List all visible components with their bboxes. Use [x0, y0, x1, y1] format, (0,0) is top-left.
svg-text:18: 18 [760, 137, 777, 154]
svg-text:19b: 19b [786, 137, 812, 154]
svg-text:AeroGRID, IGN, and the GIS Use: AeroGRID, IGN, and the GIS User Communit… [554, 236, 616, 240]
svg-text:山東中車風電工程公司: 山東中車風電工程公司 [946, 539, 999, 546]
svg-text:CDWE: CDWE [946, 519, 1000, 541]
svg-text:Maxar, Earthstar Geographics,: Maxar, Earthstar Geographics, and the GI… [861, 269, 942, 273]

__The exercise__. Can you give all the entries again with "components" replaced by "items" and nothing else changed?

__Solution to this task__.
List all visible items with their bboxes. Use [x0, y0, x1, y1] format, (0,0) is top-left.
svg-text:18: 18 [760, 137, 777, 154]
svg-text:19b: 19b [786, 137, 812, 154]
svg-text:AeroGRID, IGN, and the GIS Use: AeroGRID, IGN, and the GIS User Communit… [554, 236, 616, 240]
svg-text:山東中車風電工程公司: 山東中車風電工程公司 [946, 539, 999, 546]
svg-text:CDWE: CDWE [946, 519, 1000, 541]
svg-text:Maxar, Earthstar Geographics,: Maxar, Earthstar Geographics, and the GI… [861, 269, 942, 273]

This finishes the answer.